#### Stated problem:
Count lines with the string "content" in them. State the number alone.

════════════════

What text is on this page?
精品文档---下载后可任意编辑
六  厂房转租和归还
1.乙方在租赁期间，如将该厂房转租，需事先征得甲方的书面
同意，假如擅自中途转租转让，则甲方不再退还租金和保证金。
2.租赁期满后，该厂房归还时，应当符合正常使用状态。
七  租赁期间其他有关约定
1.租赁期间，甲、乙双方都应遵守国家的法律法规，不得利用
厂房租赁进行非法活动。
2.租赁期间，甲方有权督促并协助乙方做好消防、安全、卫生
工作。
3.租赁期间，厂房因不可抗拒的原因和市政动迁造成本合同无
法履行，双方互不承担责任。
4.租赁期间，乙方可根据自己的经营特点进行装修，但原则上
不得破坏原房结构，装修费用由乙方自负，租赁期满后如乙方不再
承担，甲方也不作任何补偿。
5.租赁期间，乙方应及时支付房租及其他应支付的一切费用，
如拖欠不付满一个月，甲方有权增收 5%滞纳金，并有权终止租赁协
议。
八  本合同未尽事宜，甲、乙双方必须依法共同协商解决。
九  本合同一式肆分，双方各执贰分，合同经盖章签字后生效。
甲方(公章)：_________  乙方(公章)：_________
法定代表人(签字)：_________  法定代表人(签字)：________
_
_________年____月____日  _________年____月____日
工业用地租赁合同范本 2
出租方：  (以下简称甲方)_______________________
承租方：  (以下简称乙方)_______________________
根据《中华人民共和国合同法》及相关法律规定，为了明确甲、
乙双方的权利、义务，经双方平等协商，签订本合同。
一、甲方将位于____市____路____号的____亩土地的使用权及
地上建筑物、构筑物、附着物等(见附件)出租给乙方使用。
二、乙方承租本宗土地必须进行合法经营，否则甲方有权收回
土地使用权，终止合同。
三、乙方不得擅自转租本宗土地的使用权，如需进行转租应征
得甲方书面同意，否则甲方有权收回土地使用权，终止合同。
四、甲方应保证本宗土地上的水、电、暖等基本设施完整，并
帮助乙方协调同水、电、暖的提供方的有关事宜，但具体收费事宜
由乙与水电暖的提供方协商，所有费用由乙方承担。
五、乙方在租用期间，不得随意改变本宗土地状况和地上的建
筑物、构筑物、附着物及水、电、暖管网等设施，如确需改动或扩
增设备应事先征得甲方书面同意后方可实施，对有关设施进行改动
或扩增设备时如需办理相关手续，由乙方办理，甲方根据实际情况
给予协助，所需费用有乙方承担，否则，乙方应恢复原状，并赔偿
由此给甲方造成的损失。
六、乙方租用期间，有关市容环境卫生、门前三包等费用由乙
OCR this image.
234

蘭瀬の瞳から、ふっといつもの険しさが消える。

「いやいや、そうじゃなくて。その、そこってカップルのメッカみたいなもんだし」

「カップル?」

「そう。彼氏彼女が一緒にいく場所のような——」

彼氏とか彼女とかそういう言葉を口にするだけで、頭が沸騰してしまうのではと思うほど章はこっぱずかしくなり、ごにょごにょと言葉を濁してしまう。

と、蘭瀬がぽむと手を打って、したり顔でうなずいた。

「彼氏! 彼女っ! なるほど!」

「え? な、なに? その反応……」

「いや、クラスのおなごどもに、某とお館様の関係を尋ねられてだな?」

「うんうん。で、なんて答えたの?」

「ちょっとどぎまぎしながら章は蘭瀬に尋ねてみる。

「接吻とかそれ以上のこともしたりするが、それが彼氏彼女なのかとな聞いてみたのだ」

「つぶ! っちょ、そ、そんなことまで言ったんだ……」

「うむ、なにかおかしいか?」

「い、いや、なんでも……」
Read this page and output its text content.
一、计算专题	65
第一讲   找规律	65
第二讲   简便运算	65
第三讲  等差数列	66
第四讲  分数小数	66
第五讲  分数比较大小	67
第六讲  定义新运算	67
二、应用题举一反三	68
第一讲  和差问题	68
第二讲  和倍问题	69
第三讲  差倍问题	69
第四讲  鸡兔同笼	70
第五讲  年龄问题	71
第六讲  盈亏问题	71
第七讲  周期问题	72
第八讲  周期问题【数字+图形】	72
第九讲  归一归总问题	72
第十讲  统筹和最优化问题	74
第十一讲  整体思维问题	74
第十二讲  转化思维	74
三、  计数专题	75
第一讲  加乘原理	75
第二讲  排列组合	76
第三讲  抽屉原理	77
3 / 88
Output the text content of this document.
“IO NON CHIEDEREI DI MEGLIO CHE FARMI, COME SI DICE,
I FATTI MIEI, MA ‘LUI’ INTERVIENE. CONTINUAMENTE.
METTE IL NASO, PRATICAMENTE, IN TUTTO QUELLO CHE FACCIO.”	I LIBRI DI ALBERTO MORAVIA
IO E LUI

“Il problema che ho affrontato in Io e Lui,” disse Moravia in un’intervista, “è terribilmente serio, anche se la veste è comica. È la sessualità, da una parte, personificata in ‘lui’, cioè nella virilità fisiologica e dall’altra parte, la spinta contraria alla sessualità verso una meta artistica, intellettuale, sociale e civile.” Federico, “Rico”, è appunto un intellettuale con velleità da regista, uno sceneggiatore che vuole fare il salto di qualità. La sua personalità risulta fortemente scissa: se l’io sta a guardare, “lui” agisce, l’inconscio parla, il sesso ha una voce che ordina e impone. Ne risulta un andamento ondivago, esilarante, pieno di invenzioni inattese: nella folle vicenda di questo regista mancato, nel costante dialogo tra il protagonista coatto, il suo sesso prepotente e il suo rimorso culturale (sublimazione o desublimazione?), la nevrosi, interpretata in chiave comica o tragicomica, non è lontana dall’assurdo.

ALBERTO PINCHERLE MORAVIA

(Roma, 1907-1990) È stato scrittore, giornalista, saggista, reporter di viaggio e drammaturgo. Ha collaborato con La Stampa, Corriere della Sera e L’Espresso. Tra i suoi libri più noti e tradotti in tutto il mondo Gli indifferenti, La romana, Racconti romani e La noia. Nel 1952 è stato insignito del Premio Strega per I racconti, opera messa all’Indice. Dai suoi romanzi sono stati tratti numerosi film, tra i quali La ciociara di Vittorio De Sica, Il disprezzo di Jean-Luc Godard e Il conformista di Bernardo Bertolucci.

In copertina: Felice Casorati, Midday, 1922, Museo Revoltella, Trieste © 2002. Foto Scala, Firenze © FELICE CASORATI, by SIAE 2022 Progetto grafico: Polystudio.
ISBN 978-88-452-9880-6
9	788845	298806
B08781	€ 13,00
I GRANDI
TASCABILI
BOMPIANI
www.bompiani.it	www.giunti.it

════════════════

#### Answer below:
2